* PROBLEM TO SOLVE *
Omit the pictures and output every entry below exactly as written.

* Dataset records on visual material *
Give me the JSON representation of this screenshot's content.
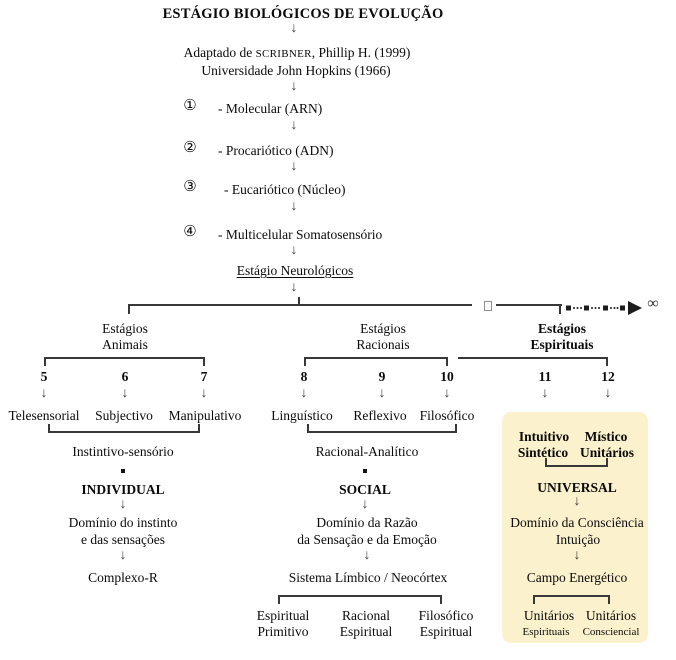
{
  "glyphs": {
    "down": "↓",
    "infinity": "∞"
  },
  "header": {
    "title": "ESTÁGIO BIOLÓGICOS DE EVOLUÇÃO",
    "credit_pre": "Adaptado de ",
    "credit_name": "SCRIBNER",
    "credit_post": ", Phillip H. (1999)",
    "credit_line2": "Universidade John Hopkins (1966)"
  },
  "bio_stages": [
    {
      "num": "①",
      "label": "- Molecular (ARN)"
    },
    {
      "num": "②",
      "label": "- Procariótico (ADN)"
    },
    {
      "num": "③",
      "label": "- Eucariótico (Núcleo)"
    },
    {
      "num": "④",
      "label": "- Multicelular Somatosensório"
    }
  ],
  "neuro_stage": "Estágio Neurológicos",
  "highlight_color": "#FBF1CC",
  "columns": {
    "animal": {
      "title_line1": "Estágios",
      "title_line2": "Animais",
      "numbers": [
        "5",
        "6",
        "7"
      ],
      "stages": [
        "Telesensorial",
        "Subjectivo",
        "Manipulativo"
      ],
      "synthesis": "Instintivo-sensório",
      "scope": "INDIVIDUAL",
      "domain_line1": "Domínio do instinto",
      "domain_line2": "e das sensações",
      "outcome": "Complexo-R"
    },
    "rational": {
      "title_line1": "Estágios",
      "title_line2": "Racionais",
      "numbers": [
        "8",
        "9",
        "10"
      ],
      "stages": [
        "Linguístico",
        "Reflexivo",
        "Filosófico"
      ],
      "synthesis": "Racional-Analítico",
      "scope": "SOCIAL",
      "domain_line1": "Domínio da Razão",
      "domain_line2": "da Sensação e da Emoção",
      "system": "Sistema Límbico / Neocórtex",
      "outcomes": [
        {
          "line1": "Espiritual",
          "line2": "Primitivo"
        },
        {
          "line1": "Racional",
          "line2": "Espiritual"
        },
        {
          "line1": "Filosófico",
          "line2": "Espiritual"
        }
      ]
    },
    "spiritual": {
      "title_line1": "Estágios",
      "title_line2": "Espirituais",
      "numbers": [
        "11",
        "12"
      ],
      "stages": [
        {
          "line1": "Intuitivo",
          "line2": "Sintético"
        },
        {
          "line1": "Místico",
          "line2": "Unitários"
        }
      ],
      "scope": "UNIVERSAL",
      "domain_line1": "Domínio da Consciência",
      "domain_line2": "Intuição",
      "field": "Campo Energético",
      "outcomes": [
        {
          "line1": "Unitários",
          "line2": "Espirituais"
        },
        {
          "line1": "Unitários",
          "line2": "Consciencial"
        }
      ]
    }
  }
}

* THE ANSWER *
Give me the JSON representation of this screenshot's content.
{
  "glyphs": {
    "down": "↓",
    "infinity": "∞"
  },
  "header": {
    "title": "ESTÁGIO BIOLÓGICOS DE EVOLUÇÃO",
    "credit_pre": "Adaptado de ",
    "credit_name": "SCRIBNER",
    "credit_post": ", Phillip H. (1999)",
    "credit_line2": "Universidade John Hopkins (1966)"
  },
  "bio_stages": [
    {
      "num": "①",
      "label": "- Molecular (ARN)"
    },
    {
      "num": "②",
      "label": "- Procariótico (ADN)"
    },
    {
      "num": "③",
      "label": "- Eucariótico (Núcleo)"
    },
    {
      "num": "④",
      "label": "- Multicelular Somatosensório"
    }
  ],
  "neuro_stage": "Estágio Neurológicos",
  "highlight_color": "#FBF1CC",
  "columns": {
    "animal": {
      "title_line1": "Estágios",
      "title_line2": "Animais",
      "numbers": [
        "5",
        "6",
        "7"
      ],
      "stages": [
        "Telesensorial",
        "Subjectivo",
        "Manipulativo"
      ],
      "synthesis": "Instintivo-sensório",
      "scope": "INDIVIDUAL",
      "domain_line1": "Domínio do instinto",
      "domain_line2": "e das sensações",
      "outcome": "Complexo-R"
    },
    "rational": {
      "title_line1": "Estágios",
      "title_line2": "Racionais",
      "numbers": [
        "8",
        "9",
        "10"
      ],
      "stages": [
        "Linguístico",
        "Reflexivo",
        "Filosófico"
      ],
      "synthesis": "Racional-Analítico",
      "scope": "SOCIAL",
      "domain_line1": "Domínio da Razão",
      "domain_line2": "da Sensação e da Emoção",
      "system": "Sistema Límbico / Neocórtex",
      "outcomes": [
        {
          "line1": "Espiritual",
          "line2": "Primitivo"
        },
        {
          "line1": "Racional",
          "line2": "Espiritual"
        },
        {
          "line1": "Filosófico",
          "line2": "Espiritual"
        }
      ]
    },
    "spiritual": {
      "title_line1": "Estágios",
      "title_line2": "Espirituais",
      "numbers": [
        "11",
        "12"
      ],
      "stages": [
        {
          "line1": "Intuitivo",
          "line2": "Sintético"
        },
        {
          "line1": "Místico",
          "line2": "Unitários"
        }
      ],
      "scope": "UNIVERSAL",
      "domain_line1": "Domínio da Consciência",
      "domain_line2": "Intuição",
      "field": "Campo Energético",
      "outcomes": [
        {
          "line1": "Unitários",
          "line2": "Espirituais"
        },
        {
          "line1": "Unitários",
          "line2": "Consciencial"
        }
      ]
    }
  }
}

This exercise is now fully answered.